── DATASET ROWS
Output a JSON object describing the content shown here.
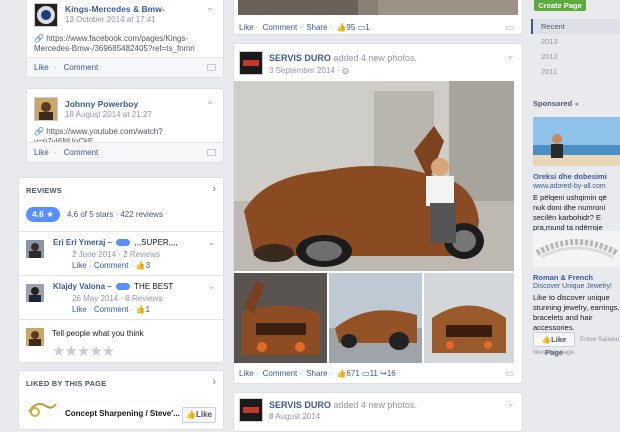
{
  "colors": {
    "brand": "#3b5998",
    "accent": "#5890ff",
    "create": "#5bab3d",
    "background": "#e9eaed"
  },
  "shared_posts": [
    {
      "name": "Kings-Mercedes & Bmw-",
      "date": "13 October 2014 at 17:41",
      "link": "https://www.facebook.com/pages/Kings-Mercedes-Bmw-/369685482405?ref=ts_fnmn",
      "actions": {
        "like": "Like",
        "comment": "Comment"
      }
    },
    {
      "name": "Johnny Powerboy",
      "date": "18 August 2014 at 21:27",
      "link": "https://www.youtube.com/watch?v=p7yI6NUoCkE",
      "actions": {
        "like": "Like",
        "comment": "Comment"
      }
    }
  ],
  "reviews": {
    "header": "REVIEWS",
    "rating": "4.6 ★",
    "summary": "4.6 of 5 stars · 422 reviews",
    "items": [
      {
        "author": "Eri Eri Ymeraj –",
        "text": ",,,SUPER,,,,",
        "date": "2 June 2014 · 2 Reviews",
        "like": "Like",
        "comment": "Comment",
        "likes": "3"
      },
      {
        "author": "Klajdy Valona –",
        "text": "THE BEST",
        "date": "26 May 2014 · 8 Reviews",
        "like": "Like",
        "comment": "Comment",
        "likes": "1"
      }
    ],
    "prompt": "Tell people what you think",
    "stars": "★★★★★"
  },
  "liked_by": {
    "header": "LIKED BY THIS PAGE",
    "item": "Concept Sharpening / Steve'...",
    "like_button": "Like"
  },
  "top_post_actions": {
    "like": "Like",
    "comment": "Comment",
    "share": "Share",
    "likes": "95",
    "comments": "1"
  },
  "main_post": {
    "page": "SERVIS DURO",
    "verb": "added 4 new photos.",
    "date": "3 September 2014",
    "actions": {
      "like": "Like",
      "comment": "Comment",
      "share": "Share",
      "likes": "671",
      "comments": "11",
      "shares": "16"
    }
  },
  "next_post": {
    "page": "SERVIS DURO",
    "verb": "added 4 new photos.",
    "date": "8 August 2014"
  },
  "sidebar": {
    "create_page": "Create Page",
    "years": [
      "Recent",
      "2013",
      "2012",
      "2011"
    ],
    "sponsored": "Sponsored",
    "ad1": {
      "title": "Oreksi dhe dobesimi",
      "url": "www.adored-by-all.com",
      "text": "E pëlqeni ushqimin që nuk doni dhe numroni secilën karbohidr? E pra,mund ta ndërroje këtë."
    },
    "ad2": {
      "title": "Roman & French",
      "subtitle": "Discover Unique Jewelry!",
      "text": "Like to discover unique stunning jewelry, earrings, bracelets and hair accessories.",
      "like_button": "Like Page",
      "liker": "Enise Saliaku",
      "liker_note": "likes this page."
    }
  }
}
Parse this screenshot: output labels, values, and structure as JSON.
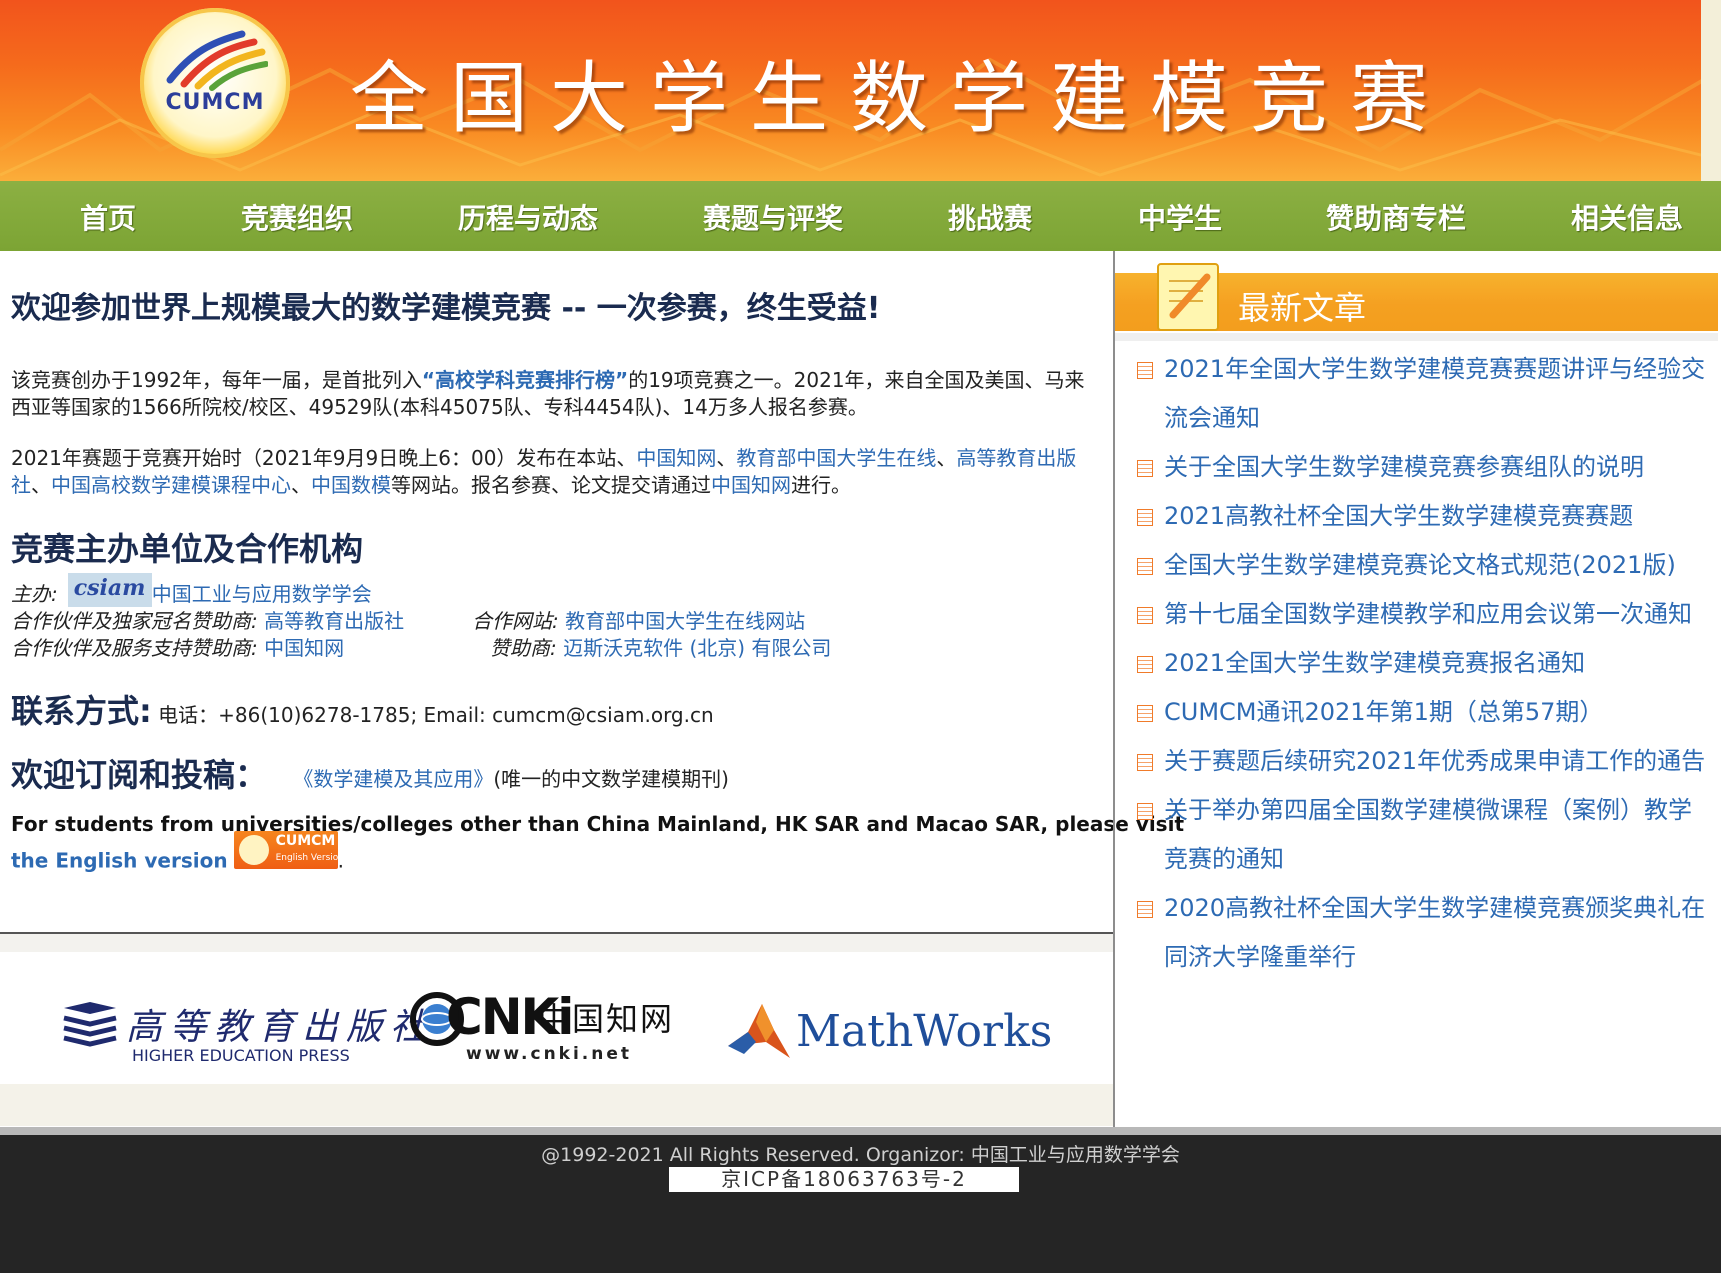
{
  "header": {
    "logo_text": "CUMCM",
    "title": "全国大学生数学建模竞赛"
  },
  "nav": [
    "首页",
    "竞赛组织",
    "历程与动态",
    "赛题与评奖",
    "挑战赛",
    "中学生",
    "赞助商专栏",
    "相关信息"
  ],
  "main": {
    "headline": "欢迎参加世界上规模最大的数学建模竞赛 -- 一次参赛，终生受益!",
    "intro": {
      "pre": "该竞赛创办于1992年，每年一届，是首批列入",
      "ranking_link": "“高校学科竞赛排行榜”",
      "post": "的19项竞赛之一。2021年，来自全国及美国、马来西亚等国家的1566所院校/校区、49529队(本科45075队、专科4454队)、14万多人报名参赛。"
    },
    "release": {
      "pre": "2021年赛题于竞赛开始时（2021年9月9日晚上6：00）发布在本站、",
      "link1": "中国知网",
      "sep1": "、",
      "link2": "教育部中国大学生在线",
      "sep2": "、",
      "link3": "高等教育出版社",
      "sep3": "、",
      "link4": "中国高校数学建模课程中心",
      "sep4": "、",
      "link5": "中国数模",
      "mid": "等网站。报名参赛、论文提交请通过",
      "link6": "中国知网",
      "post": "进行。"
    },
    "organizers_heading": "竞赛主办单位及合作机构",
    "host_label": "主办:",
    "csiam_logo_text": "csiam",
    "host_name": "中国工业与应用数学学会",
    "partner1_label": "合作伙伴及独家冠名赞助商:",
    "partner1_name": "高等教育出版社",
    "partner_site_label": "合作网站:",
    "partner_site_name": "教育部中国大学生在线网站",
    "partner2_label": "合作伙伴及服务支持赞助商:",
    "partner2_name": "中国知网",
    "sponsor_label": "赞助商:",
    "sponsor_name": "迈斯沃克软件 (北京) 有限公司",
    "contact_heading": "联系方式:",
    "contact_text": "电话：+86(10)6278-1785; Email: cumcm@csiam.org.cn",
    "subscribe_heading": "欢迎订阅和投稿：",
    "journal_link": "《数学建模及其应用》",
    "journal_note": "(唯一的中文数学建模期刊)",
    "english_note": "For students from universities/colleges other than China Mainland, HK SAR and Macao SAR, please visit",
    "english_link": "the English version",
    "english_badge_line1": "CUMCM",
    "english_badge_line2": "English Version",
    "english_trailing": "."
  },
  "sponsors": {
    "hep_cn": "高等教育出版社",
    "hep_en": "HIGHER EDUCATION PRESS",
    "cnki_word": "CNKi",
    "cnki_cn": "中国知网",
    "cnki_url": "www.cnki.net",
    "mathworks": "MathWorks"
  },
  "sidebar": {
    "title": "最新文章",
    "items": [
      "2021年全国大学生数学建模竞赛赛题讲评与经验交流会通知",
      "关于全国大学生数学建模竞赛参赛组队的说明",
      "2021高教社杯全国大学生数学建模竞赛赛题",
      "全国大学生数学建模竞赛论文格式规范(2021版)",
      "第十七届全国数学建模教学和应用会议第一次通知",
      "2021全国大学生数学建模竞赛报名通知",
      "CUMCM通讯2021年第1期（总第57期）",
      "关于赛题后续研究2021年优秀成果申请工作的通告",
      "关于举办第四届全国数学建模微课程（案例）教学竞赛的通知",
      "2020高教社杯全国大学生数学建模竞赛颁奖典礼在同济大学隆重举行"
    ]
  },
  "footer": {
    "copyright": "@1992-2021 All Rights Reserved.   Organizor: 中国工业与应用数学学会",
    "icp": "京ICP备18063763号-2"
  },
  "colors": {
    "banner_orange": "#f56a1c",
    "nav_green": "#7ca434",
    "link_blue": "#2d6ab3",
    "heading_navy": "#1a2b4f",
    "sidebar_header_orange": "#f5a021",
    "footer_dark": "#252525"
  }
}
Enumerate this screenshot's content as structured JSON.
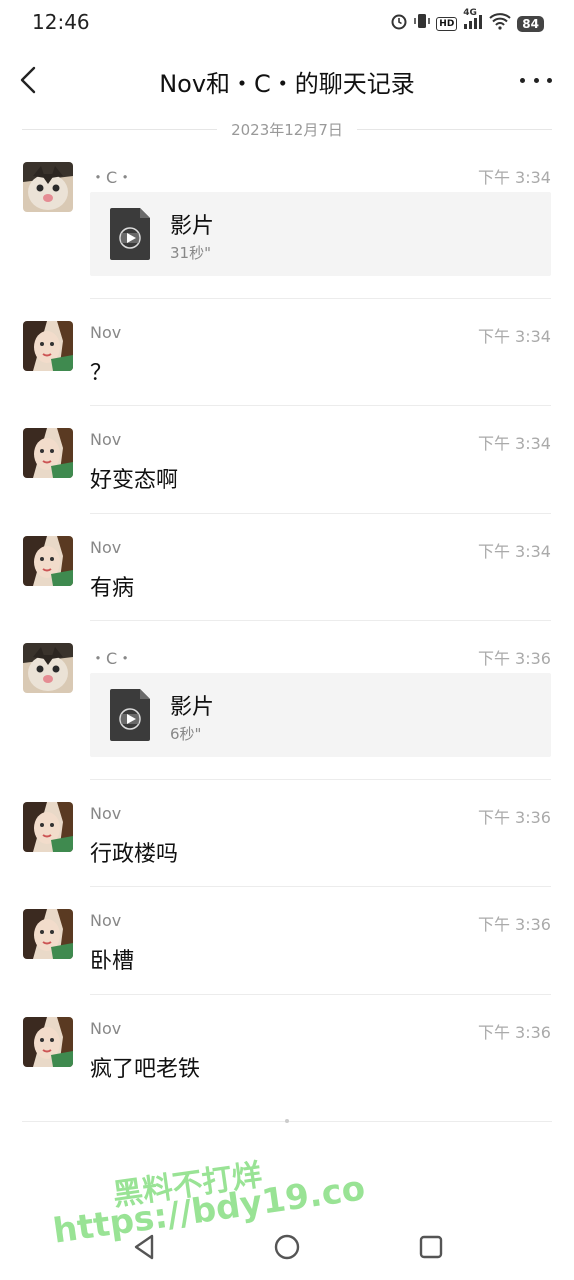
{
  "status_bar": {
    "time": "12:46",
    "network": "4G",
    "hd": "HD",
    "battery": "84",
    "icons": [
      "alarm-icon",
      "vibrate-icon",
      "hd-icon",
      "signal-icon",
      "wifi-icon",
      "battery-icon"
    ]
  },
  "header": {
    "title": "Nov和・C・的聊天记录",
    "back_icon": "chevron-left-icon",
    "more_icon": "more-dots-icon"
  },
  "date_divider": "2023年12月7日",
  "messages": [
    {
      "sender": "・C・",
      "time": "下午 3:34",
      "type": "video",
      "card_title": "影片",
      "card_sub": "31秒\"",
      "avatar": "cat-avatar"
    },
    {
      "sender": "Nov",
      "time": "下午 3:34",
      "type": "text",
      "text": "？",
      "avatar": "girl-avatar"
    },
    {
      "sender": "Nov",
      "time": "下午 3:34",
      "type": "text",
      "text": "好变态啊",
      "avatar": "girl-avatar"
    },
    {
      "sender": "Nov",
      "time": "下午 3:34",
      "type": "text",
      "text": "有病",
      "avatar": "girl-avatar"
    },
    {
      "sender": "・C・",
      "time": "下午 3:36",
      "type": "video",
      "card_title": "影片",
      "card_sub": "6秒\"",
      "avatar": "cat-avatar"
    },
    {
      "sender": "Nov",
      "time": "下午 3:36",
      "type": "text",
      "text": "行政楼吗",
      "avatar": "girl-avatar"
    },
    {
      "sender": "Nov",
      "time": "下午 3:36",
      "type": "text",
      "text": "卧槽",
      "avatar": "girl-avatar"
    },
    {
      "sender": "Nov",
      "time": "下午 3:36",
      "type": "text",
      "text": "疯了吧老铁",
      "avatar": "girl-avatar"
    }
  ],
  "watermark": {
    "line1": "黑料不打烊",
    "line2": "https://bdy19.co"
  },
  "nav_bar": {
    "icons": [
      "nav-back-icon",
      "nav-home-icon",
      "nav-recent-icon"
    ]
  },
  "colors": {
    "background": "#ffffff",
    "card_bg": "#f4f4f4",
    "meta_text": "#888888",
    "watermark": "#8ee08a"
  }
}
────
__AIM OF THE EXERCISE__: Where a line above holds the string "中国工业与应用数学学会", show that line.

__WORKED SOLUTION__:
    "host_name": "中国工业与应用数学学会",
    "copyright": "@1992-2021 All Rights Reserved.   Organizor: 中国工业与应用数学学会",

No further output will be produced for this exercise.